▸ Task prompt
Every line that contains the word "JSON" should be copied out.
----- Materials provided
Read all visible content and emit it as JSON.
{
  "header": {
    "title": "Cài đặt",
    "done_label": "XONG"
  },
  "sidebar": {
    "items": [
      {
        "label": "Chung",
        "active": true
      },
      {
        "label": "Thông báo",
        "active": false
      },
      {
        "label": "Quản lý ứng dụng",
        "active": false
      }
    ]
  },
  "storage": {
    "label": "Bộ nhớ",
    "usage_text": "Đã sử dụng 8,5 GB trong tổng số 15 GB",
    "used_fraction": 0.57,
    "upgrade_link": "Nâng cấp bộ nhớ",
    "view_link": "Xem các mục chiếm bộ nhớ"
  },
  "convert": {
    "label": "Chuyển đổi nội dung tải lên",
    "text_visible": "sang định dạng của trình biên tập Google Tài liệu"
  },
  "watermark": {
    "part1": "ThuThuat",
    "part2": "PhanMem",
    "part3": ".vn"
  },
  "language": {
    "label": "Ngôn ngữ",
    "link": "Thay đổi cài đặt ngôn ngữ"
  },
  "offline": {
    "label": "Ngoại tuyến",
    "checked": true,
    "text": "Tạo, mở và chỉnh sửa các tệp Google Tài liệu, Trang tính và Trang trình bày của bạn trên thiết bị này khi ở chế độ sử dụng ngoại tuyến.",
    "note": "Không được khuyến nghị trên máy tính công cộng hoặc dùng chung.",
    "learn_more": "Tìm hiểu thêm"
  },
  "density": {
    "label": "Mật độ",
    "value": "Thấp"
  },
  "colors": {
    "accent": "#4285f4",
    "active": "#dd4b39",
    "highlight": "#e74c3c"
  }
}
----------
----- Materials provided
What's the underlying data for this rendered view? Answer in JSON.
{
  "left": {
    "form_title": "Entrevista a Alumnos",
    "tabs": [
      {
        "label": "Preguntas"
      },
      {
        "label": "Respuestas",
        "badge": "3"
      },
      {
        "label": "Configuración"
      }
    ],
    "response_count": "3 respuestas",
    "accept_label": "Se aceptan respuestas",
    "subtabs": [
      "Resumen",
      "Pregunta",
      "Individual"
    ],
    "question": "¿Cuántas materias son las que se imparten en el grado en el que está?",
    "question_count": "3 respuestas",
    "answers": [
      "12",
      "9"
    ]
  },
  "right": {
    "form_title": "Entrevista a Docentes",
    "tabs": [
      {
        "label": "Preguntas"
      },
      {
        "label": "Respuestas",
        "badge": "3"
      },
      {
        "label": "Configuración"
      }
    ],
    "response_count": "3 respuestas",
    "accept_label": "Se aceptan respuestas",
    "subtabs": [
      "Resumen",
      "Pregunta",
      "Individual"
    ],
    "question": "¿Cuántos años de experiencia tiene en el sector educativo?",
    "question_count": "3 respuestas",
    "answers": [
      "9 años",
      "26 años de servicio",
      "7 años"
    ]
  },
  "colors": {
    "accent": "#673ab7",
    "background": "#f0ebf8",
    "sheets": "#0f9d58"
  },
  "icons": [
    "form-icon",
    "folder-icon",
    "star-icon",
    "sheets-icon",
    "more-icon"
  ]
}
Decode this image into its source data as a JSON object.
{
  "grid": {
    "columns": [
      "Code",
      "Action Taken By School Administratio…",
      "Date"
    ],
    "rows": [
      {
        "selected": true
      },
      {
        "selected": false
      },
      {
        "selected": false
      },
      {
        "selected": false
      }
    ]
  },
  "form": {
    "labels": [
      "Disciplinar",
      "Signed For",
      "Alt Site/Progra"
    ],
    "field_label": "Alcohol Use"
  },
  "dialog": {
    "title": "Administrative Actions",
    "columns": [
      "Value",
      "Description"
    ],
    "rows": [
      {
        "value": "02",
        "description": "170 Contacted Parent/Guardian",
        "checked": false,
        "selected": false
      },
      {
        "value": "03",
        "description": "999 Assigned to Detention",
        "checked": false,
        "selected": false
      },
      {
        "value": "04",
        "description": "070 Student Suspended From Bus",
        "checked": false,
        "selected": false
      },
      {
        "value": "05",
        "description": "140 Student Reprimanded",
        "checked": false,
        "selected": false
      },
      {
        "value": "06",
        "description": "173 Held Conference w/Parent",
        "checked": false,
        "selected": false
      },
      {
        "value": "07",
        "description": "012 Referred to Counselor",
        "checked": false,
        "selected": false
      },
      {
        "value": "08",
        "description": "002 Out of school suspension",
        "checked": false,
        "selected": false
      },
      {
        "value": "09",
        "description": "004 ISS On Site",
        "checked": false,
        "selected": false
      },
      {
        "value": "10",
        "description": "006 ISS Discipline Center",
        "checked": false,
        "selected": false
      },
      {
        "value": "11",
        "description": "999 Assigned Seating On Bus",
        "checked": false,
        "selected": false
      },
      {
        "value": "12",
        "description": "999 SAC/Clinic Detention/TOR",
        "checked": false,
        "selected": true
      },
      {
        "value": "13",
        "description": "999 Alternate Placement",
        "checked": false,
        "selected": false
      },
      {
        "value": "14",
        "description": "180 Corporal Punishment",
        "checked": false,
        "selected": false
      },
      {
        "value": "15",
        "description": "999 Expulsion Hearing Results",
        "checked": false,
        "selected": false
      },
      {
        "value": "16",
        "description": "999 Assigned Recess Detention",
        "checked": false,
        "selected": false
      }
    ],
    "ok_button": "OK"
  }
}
----------
▸ Solved exercise
Read all visible content and emit it as JSON.
What's the underlying data for this rendered view? Answer in JSON.
Decode this image into its source data as a JSON object.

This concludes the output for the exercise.